Material to process =
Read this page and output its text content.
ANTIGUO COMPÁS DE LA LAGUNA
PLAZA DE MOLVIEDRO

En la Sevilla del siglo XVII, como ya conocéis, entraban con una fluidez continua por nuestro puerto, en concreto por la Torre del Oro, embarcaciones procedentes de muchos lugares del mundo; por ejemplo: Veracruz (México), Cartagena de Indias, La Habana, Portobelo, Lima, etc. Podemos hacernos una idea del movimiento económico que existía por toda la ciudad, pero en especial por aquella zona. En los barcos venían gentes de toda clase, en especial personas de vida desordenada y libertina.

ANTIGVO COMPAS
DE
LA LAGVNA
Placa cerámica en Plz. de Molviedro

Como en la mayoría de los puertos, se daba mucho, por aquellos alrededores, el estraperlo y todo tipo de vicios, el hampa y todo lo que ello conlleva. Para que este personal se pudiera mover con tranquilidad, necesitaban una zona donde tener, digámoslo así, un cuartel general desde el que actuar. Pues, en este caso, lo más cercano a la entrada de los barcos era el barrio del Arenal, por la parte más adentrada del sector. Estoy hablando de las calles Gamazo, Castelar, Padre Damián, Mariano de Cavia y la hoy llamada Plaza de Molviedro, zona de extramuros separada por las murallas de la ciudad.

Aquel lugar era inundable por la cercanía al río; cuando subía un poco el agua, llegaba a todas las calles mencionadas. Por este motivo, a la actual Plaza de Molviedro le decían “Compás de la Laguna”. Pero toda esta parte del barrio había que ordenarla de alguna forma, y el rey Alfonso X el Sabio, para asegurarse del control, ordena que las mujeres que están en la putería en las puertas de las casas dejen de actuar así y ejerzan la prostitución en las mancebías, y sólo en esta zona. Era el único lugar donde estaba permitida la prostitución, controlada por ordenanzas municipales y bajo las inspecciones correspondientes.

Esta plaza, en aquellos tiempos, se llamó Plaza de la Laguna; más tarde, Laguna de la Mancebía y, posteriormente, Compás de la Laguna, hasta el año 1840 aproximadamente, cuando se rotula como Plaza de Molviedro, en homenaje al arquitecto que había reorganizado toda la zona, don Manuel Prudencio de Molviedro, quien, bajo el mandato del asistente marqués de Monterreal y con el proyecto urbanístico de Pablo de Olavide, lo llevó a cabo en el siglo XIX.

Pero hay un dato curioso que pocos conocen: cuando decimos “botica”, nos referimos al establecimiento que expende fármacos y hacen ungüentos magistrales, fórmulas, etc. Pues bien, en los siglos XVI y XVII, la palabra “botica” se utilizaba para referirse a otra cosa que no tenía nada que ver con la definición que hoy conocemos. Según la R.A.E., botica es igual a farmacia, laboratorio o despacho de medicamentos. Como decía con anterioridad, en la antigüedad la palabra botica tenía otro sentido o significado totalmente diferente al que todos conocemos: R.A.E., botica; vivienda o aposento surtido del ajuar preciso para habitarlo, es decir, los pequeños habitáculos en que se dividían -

Required work = Report how many lines of the data hold the string "ciudad"; give only the number.

Exercise answer = 2